* _DO THIS_
Copy every line in the records below that contains the word "text".

----------------

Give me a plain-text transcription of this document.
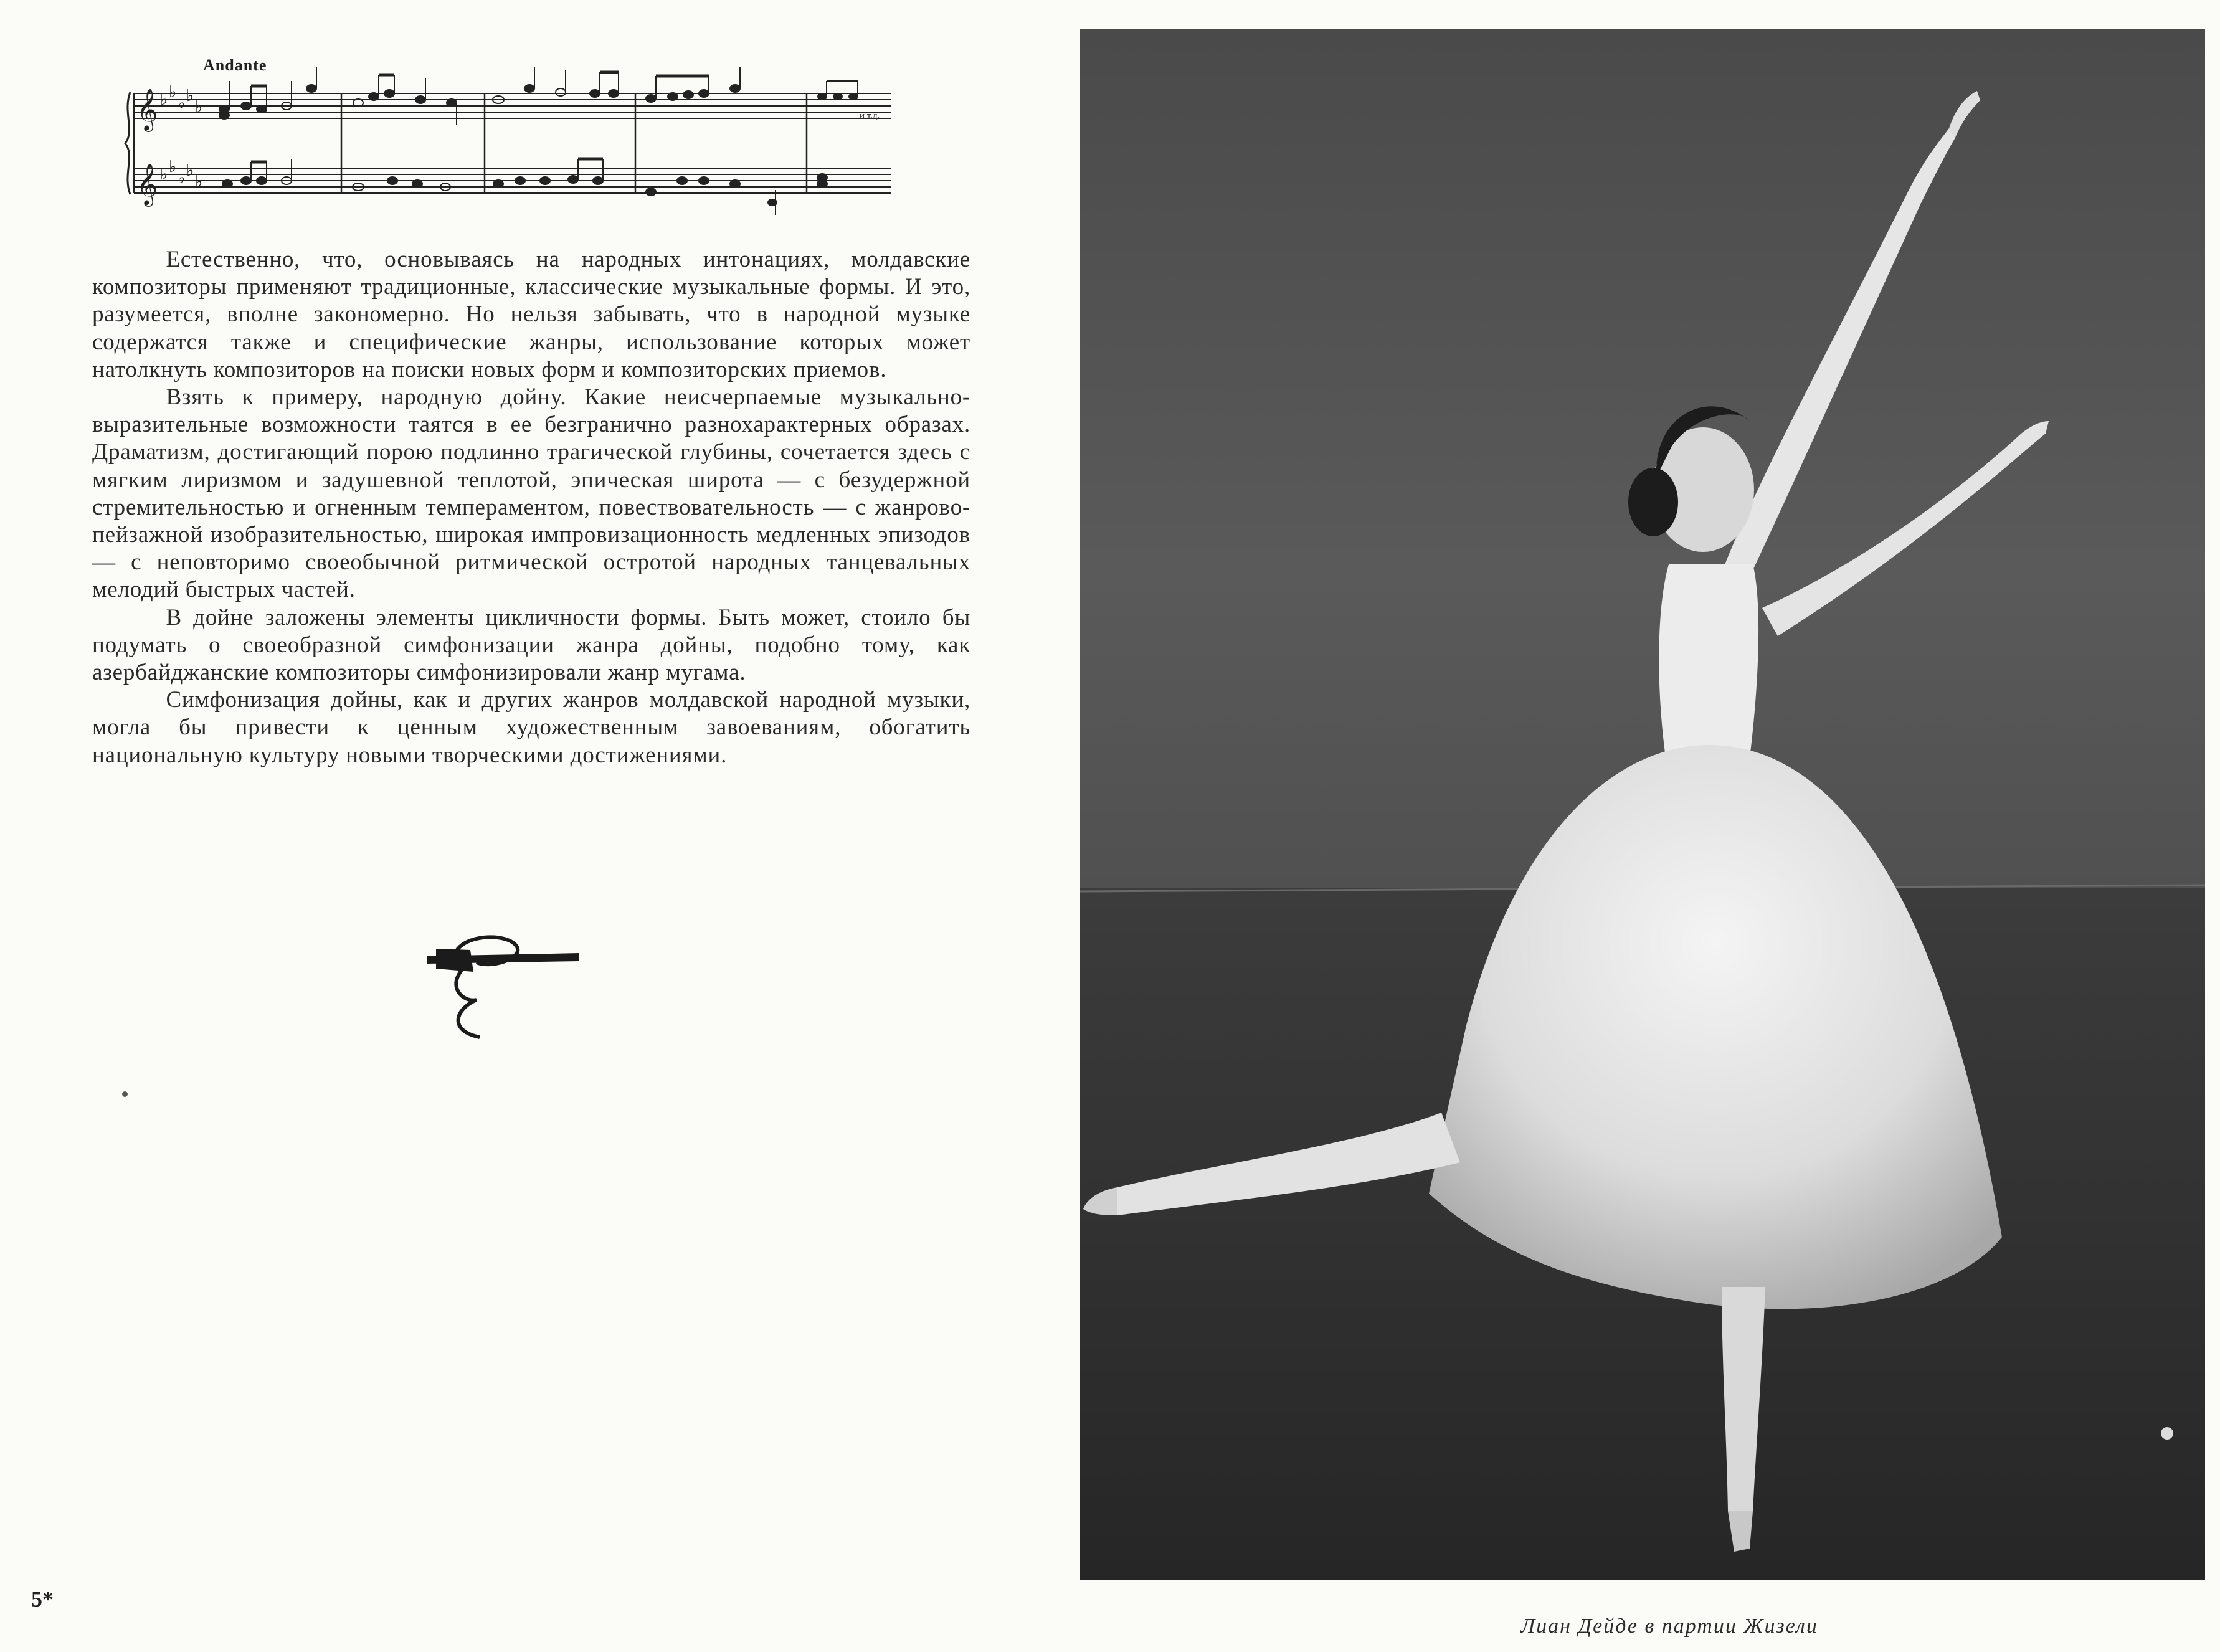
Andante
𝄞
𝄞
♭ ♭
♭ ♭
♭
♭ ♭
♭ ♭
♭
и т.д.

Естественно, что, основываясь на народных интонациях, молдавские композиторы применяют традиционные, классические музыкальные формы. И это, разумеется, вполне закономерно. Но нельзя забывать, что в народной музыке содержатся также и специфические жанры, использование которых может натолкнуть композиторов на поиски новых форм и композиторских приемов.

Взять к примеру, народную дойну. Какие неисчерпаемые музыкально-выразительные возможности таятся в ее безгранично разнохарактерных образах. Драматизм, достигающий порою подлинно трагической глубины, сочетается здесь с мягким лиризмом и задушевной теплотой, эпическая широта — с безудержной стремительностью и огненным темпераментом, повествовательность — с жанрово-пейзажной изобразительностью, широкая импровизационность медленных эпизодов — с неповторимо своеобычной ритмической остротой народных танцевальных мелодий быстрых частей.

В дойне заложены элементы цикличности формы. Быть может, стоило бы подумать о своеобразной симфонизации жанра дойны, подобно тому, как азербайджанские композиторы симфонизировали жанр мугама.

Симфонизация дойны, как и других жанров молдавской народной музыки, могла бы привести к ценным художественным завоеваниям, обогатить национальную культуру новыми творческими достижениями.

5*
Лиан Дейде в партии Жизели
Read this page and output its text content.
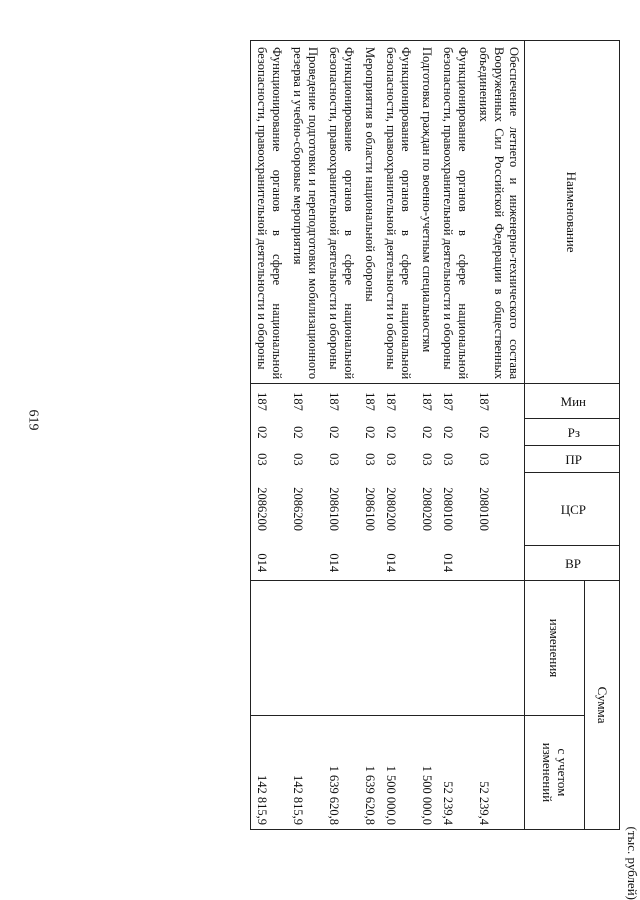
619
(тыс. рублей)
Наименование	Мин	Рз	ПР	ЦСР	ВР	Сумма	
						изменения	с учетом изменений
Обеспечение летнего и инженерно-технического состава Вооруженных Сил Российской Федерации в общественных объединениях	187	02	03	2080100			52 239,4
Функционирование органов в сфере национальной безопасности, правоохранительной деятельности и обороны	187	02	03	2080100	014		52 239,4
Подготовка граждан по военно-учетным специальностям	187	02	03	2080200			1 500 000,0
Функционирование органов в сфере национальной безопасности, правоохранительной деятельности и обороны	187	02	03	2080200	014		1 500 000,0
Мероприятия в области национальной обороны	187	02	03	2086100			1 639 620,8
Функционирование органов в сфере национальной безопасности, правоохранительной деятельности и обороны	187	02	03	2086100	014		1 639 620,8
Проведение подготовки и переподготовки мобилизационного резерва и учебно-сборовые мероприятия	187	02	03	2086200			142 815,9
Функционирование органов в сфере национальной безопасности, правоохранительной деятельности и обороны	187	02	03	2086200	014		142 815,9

----------------

* _OUTPUT FOR THIS EXERCISE_
Give me a plain-text transcription of this document.
Read this page and output its text content.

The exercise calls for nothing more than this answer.